* _WHAT THE TASK REQUIRES_: From the entries that follow, gather each line holding the word "Республика".

━━━━━━━━━━

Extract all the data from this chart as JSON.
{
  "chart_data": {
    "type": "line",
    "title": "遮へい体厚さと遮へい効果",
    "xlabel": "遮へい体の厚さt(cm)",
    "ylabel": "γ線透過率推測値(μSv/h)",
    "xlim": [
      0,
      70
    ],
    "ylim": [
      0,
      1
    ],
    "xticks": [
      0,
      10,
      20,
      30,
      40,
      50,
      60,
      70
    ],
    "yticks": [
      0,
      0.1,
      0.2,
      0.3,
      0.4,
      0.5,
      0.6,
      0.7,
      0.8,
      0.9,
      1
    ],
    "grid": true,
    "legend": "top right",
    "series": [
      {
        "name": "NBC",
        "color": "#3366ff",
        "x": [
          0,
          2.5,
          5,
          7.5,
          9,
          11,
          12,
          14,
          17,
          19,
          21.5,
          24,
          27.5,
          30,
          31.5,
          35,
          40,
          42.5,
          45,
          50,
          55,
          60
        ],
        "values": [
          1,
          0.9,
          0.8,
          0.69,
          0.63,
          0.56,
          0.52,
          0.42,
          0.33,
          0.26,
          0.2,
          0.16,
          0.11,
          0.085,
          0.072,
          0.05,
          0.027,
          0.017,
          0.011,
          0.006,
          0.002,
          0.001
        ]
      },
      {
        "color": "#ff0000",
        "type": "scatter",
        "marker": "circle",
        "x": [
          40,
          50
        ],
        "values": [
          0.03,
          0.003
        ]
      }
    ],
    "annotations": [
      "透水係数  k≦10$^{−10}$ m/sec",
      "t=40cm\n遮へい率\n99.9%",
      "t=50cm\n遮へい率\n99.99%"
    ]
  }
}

━━━━━━━━━━

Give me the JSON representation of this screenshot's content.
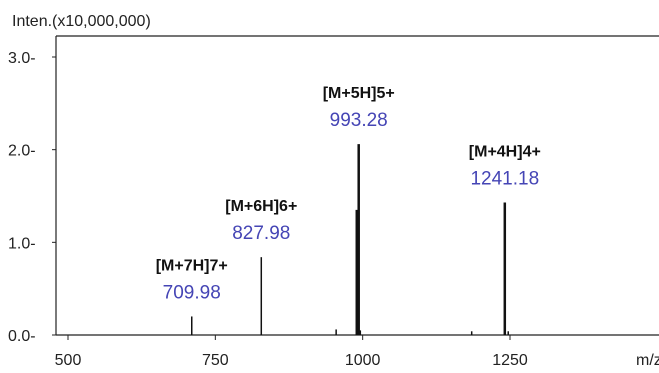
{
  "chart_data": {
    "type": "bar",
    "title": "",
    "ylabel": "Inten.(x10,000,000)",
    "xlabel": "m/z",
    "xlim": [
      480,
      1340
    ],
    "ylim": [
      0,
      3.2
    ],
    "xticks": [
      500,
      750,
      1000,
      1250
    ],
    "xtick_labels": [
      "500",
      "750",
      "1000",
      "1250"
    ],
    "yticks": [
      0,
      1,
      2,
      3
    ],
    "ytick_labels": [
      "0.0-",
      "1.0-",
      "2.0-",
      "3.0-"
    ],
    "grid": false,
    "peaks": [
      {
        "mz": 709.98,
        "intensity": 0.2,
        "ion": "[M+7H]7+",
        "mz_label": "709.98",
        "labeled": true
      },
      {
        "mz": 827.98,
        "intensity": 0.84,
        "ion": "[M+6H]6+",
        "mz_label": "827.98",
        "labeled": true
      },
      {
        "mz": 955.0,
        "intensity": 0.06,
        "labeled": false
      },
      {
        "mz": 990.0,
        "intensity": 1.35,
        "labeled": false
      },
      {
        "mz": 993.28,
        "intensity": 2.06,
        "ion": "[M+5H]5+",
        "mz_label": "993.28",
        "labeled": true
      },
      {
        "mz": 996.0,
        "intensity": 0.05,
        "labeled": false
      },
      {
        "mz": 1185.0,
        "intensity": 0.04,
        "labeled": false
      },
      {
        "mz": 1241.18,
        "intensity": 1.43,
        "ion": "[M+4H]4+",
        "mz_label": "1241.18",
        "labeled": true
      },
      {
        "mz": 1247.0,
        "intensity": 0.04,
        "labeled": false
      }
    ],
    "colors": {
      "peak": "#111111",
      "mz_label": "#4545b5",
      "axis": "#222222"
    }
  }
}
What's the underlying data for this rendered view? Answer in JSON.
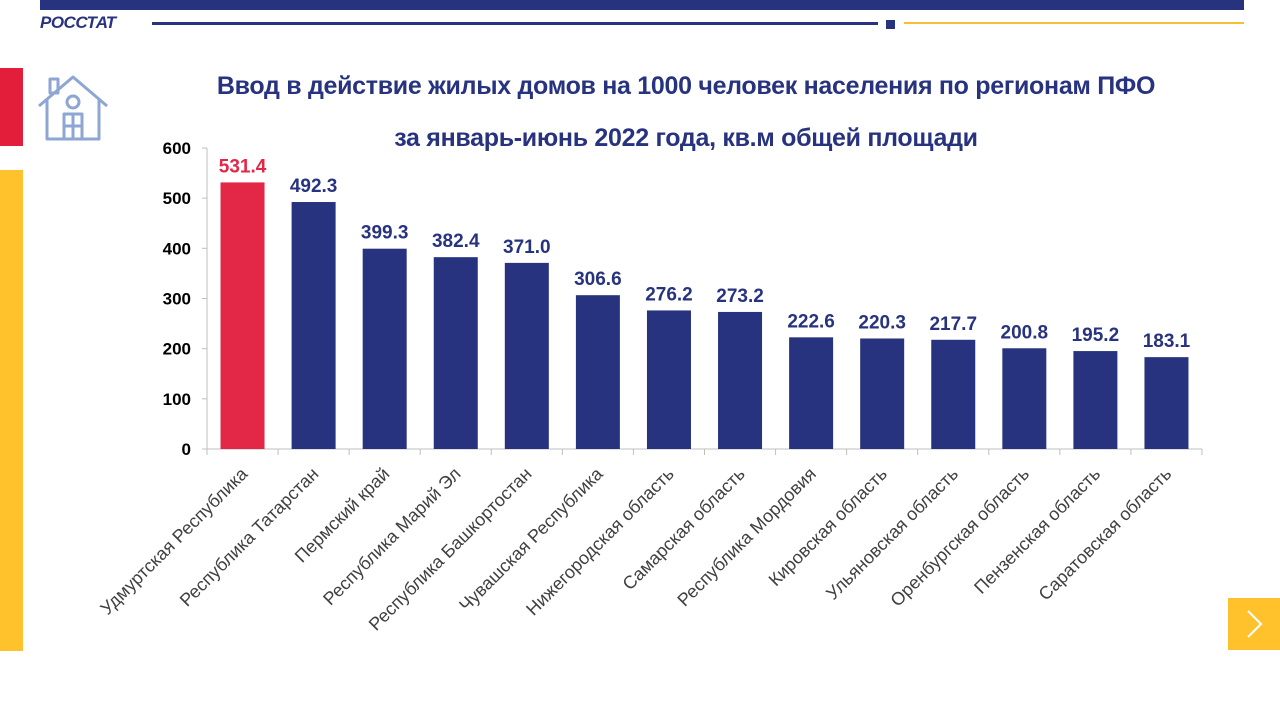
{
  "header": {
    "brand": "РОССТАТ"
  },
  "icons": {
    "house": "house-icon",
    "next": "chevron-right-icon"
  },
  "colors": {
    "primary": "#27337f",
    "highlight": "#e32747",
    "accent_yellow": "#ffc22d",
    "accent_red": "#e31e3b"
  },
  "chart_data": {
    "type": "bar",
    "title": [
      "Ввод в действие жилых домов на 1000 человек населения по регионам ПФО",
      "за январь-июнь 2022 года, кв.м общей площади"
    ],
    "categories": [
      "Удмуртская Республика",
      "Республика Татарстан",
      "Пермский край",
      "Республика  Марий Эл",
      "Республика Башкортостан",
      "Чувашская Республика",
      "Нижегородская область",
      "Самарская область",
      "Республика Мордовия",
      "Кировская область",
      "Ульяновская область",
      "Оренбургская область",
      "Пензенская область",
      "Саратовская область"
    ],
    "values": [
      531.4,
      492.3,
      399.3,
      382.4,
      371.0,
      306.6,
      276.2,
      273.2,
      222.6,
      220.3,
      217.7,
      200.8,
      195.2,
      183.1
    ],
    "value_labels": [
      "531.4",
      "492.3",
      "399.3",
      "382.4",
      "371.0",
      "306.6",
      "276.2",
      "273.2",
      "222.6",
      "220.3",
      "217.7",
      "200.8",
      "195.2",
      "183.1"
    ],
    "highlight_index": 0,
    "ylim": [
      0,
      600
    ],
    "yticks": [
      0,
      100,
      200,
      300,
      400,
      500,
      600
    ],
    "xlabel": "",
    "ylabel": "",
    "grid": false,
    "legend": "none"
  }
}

━━━━━━━━━━

* _SOLUTION TO THIS PROBLEM_:
      "Удмуртская Республика",
      "Республика Татарстан",
      "Республика  Марий Эл",
      "Республика Башкортостан",
      "Чувашская Республика",
      "Республика Мордовия",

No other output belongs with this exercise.